**PROBLEM TO WORK ON**
Only the pictures are left out: repeat the rest of the entries exactly.
*-*-*
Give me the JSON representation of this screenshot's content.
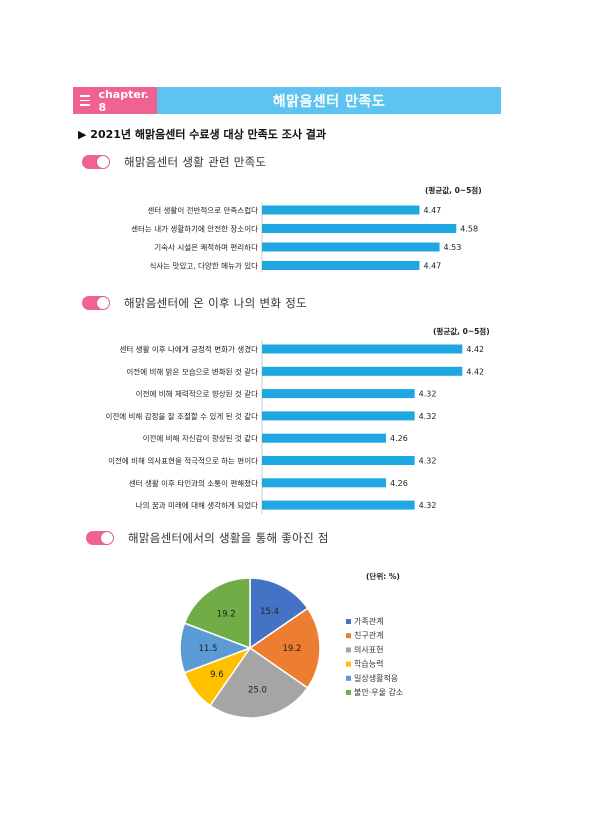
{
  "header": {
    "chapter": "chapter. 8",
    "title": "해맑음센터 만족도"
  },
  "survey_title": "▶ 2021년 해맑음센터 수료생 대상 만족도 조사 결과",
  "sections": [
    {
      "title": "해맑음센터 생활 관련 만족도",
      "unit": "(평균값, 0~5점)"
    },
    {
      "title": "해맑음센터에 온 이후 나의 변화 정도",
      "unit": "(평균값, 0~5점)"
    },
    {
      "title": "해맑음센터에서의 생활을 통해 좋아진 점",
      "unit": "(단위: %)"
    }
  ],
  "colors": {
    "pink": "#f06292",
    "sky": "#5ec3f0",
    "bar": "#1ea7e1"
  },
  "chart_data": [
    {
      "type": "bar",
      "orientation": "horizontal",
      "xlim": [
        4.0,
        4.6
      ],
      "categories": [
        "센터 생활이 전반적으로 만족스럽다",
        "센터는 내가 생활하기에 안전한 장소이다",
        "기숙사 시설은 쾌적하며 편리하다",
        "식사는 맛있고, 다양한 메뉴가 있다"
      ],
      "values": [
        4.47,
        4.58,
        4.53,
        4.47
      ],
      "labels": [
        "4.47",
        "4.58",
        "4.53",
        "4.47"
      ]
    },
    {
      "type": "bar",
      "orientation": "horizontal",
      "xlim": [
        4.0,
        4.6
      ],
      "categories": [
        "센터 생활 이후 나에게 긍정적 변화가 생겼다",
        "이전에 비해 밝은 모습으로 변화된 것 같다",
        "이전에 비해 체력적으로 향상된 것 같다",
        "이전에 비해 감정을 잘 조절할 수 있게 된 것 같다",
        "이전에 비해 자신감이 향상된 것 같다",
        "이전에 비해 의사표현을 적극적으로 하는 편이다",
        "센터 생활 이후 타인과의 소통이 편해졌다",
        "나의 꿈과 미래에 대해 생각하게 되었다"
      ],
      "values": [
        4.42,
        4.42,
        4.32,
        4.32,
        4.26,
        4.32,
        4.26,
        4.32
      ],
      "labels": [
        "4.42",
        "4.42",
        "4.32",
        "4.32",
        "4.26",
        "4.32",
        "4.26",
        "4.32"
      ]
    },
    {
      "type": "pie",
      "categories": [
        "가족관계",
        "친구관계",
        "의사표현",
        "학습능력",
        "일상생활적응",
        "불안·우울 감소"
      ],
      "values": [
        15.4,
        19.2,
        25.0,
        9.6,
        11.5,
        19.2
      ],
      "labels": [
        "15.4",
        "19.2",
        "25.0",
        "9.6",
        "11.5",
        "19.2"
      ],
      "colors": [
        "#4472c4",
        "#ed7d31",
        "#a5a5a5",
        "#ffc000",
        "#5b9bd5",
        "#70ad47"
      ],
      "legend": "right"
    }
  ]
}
*-*-*
**RESPONSE TO THE EXERCISE**
Give me the JSON representation of this screenshot's content.
{
  "header": {
    "chapter": "chapter. 8",
    "title": "해맑음센터 만족도"
  },
  "survey_title": "▶ 2021년 해맑음센터 수료생 대상 만족도 조사 결과",
  "sections": [
    {
      "title": "해맑음센터 생활 관련 만족도",
      "unit": "(평균값, 0~5점)"
    },
    {
      "title": "해맑음센터에 온 이후 나의 변화 정도",
      "unit": "(평균값, 0~5점)"
    },
    {
      "title": "해맑음센터에서의 생활을 통해 좋아진 점",
      "unit": "(단위: %)"
    }
  ],
  "colors": {
    "pink": "#f06292",
    "sky": "#5ec3f0",
    "bar": "#1ea7e1"
  },
  "chart_data": [
    {
      "type": "bar",
      "orientation": "horizontal",
      "xlim": [
        4.0,
        4.6
      ],
      "categories": [
        "센터 생활이 전반적으로 만족스럽다",
        "센터는 내가 생활하기에 안전한 장소이다",
        "기숙사 시설은 쾌적하며 편리하다",
        "식사는 맛있고, 다양한 메뉴가 있다"
      ],
      "values": [
        4.47,
        4.58,
        4.53,
        4.47
      ],
      "labels": [
        "4.47",
        "4.58",
        "4.53",
        "4.47"
      ]
    },
    {
      "type": "bar",
      "orientation": "horizontal",
      "xlim": [
        4.0,
        4.6
      ],
      "categories": [
        "센터 생활 이후 나에게 긍정적 변화가 생겼다",
        "이전에 비해 밝은 모습으로 변화된 것 같다",
        "이전에 비해 체력적으로 향상된 것 같다",
        "이전에 비해 감정을 잘 조절할 수 있게 된 것 같다",
        "이전에 비해 자신감이 향상된 것 같다",
        "이전에 비해 의사표현을 적극적으로 하는 편이다",
        "센터 생활 이후 타인과의 소통이 편해졌다",
        "나의 꿈과 미래에 대해 생각하게 되었다"
      ],
      "values": [
        4.42,
        4.42,
        4.32,
        4.32,
        4.26,
        4.32,
        4.26,
        4.32
      ],
      "labels": [
        "4.42",
        "4.42",
        "4.32",
        "4.32",
        "4.26",
        "4.32",
        "4.26",
        "4.32"
      ]
    },
    {
      "type": "pie",
      "categories": [
        "가족관계",
        "친구관계",
        "의사표현",
        "학습능력",
        "일상생활적응",
        "불안·우울 감소"
      ],
      "values": [
        15.4,
        19.2,
        25.0,
        9.6,
        11.5,
        19.2
      ],
      "labels": [
        "15.4",
        "19.2",
        "25.0",
        "9.6",
        "11.5",
        "19.2"
      ],
      "colors": [
        "#4472c4",
        "#ed7d31",
        "#a5a5a5",
        "#ffc000",
        "#5b9bd5",
        "#70ad47"
      ],
      "legend": "right"
    }
  ]
}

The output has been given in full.